[Dataset listings of figures]
*****

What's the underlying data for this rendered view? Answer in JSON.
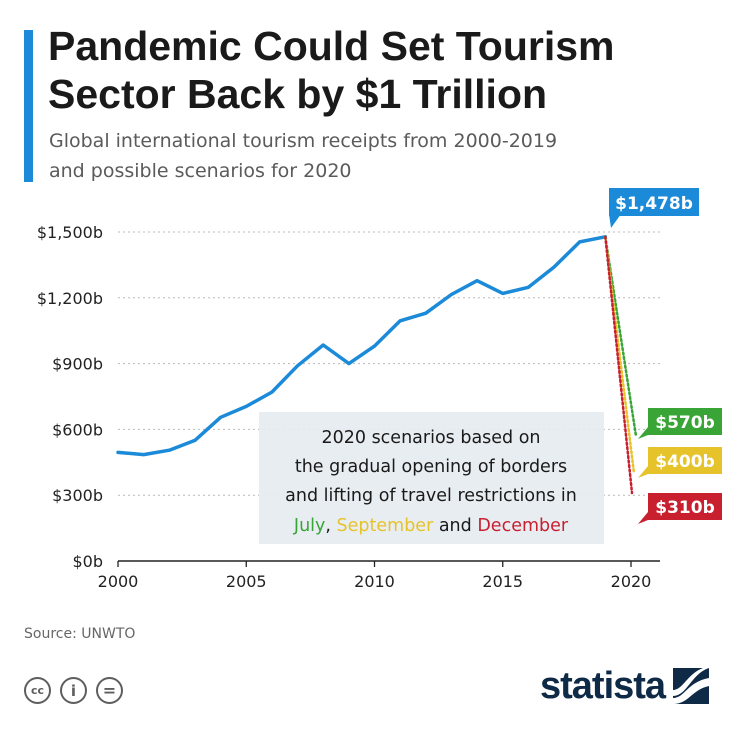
{
  "header": {
    "title_line1": "Pandemic Could Set Tourism",
    "title_line2": "Sector Back by $1 Trillion",
    "subtitle_line1": "Global international tourism receipts from 2000-2019",
    "subtitle_line2": "and possible scenarios for 2020"
  },
  "chart_data": {
    "type": "line",
    "x": [
      2000,
      2001,
      2002,
      2003,
      2004,
      2005,
      2006,
      2007,
      2008,
      2009,
      2010,
      2011,
      2012,
      2013,
      2014,
      2015,
      2016,
      2017,
      2018,
      2019
    ],
    "series": [
      {
        "name": "Global international tourism receipts",
        "color": "#1b8ad8",
        "values": [
          495,
          485,
          505,
          550,
          655,
          705,
          770,
          890,
          985,
          900,
          980,
          1095,
          1130,
          1215,
          1278,
          1220,
          1248,
          1340,
          1455,
          1478
        ]
      }
    ],
    "scenarios": [
      {
        "name": "July",
        "value": 570,
        "label": "$570b",
        "color": "#3aa537"
      },
      {
        "name": "September",
        "value": 400,
        "label": "$400b",
        "color": "#e6c32a"
      },
      {
        "name": "December",
        "value": 310,
        "label": "$310b",
        "color": "#c8202f"
      }
    ],
    "last_value_label": "$1,478b",
    "y_ticks": [
      0,
      300,
      600,
      900,
      1200,
      1500
    ],
    "y_tick_labels": [
      "$0b",
      "$300b",
      "$600b",
      "$900b",
      "$1,200b",
      "$1,500b"
    ],
    "x_ticks": [
      2000,
      2005,
      2010,
      2015,
      2020
    ],
    "x_tick_labels": [
      "2000",
      "2005",
      "2010",
      "2015",
      "2020"
    ],
    "xlim": [
      2000,
      2020
    ],
    "ylim": [
      0,
      1500
    ],
    "annotation": {
      "line1": "2020 scenarios based on",
      "line2": "the gradual opening of borders",
      "line3": "and lifting of travel restrictions in",
      "july": "July",
      "sep1": ", ",
      "september": "September",
      "sep2": " and ",
      "december": "December"
    }
  },
  "footer": {
    "source": "Source: UNWTO",
    "brand": "statista",
    "license_icons": [
      "cc-icon",
      "attribution-icon",
      "no-derivatives-icon"
    ],
    "cc_text": "cc",
    "attribution_text": "i",
    "nd_text": "="
  }
}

*****

■ **TASK REQUIREMENTS**
State the number of lines above that hold the string "Global", with nothing added.

■ **EXERCISE ANSWER**
2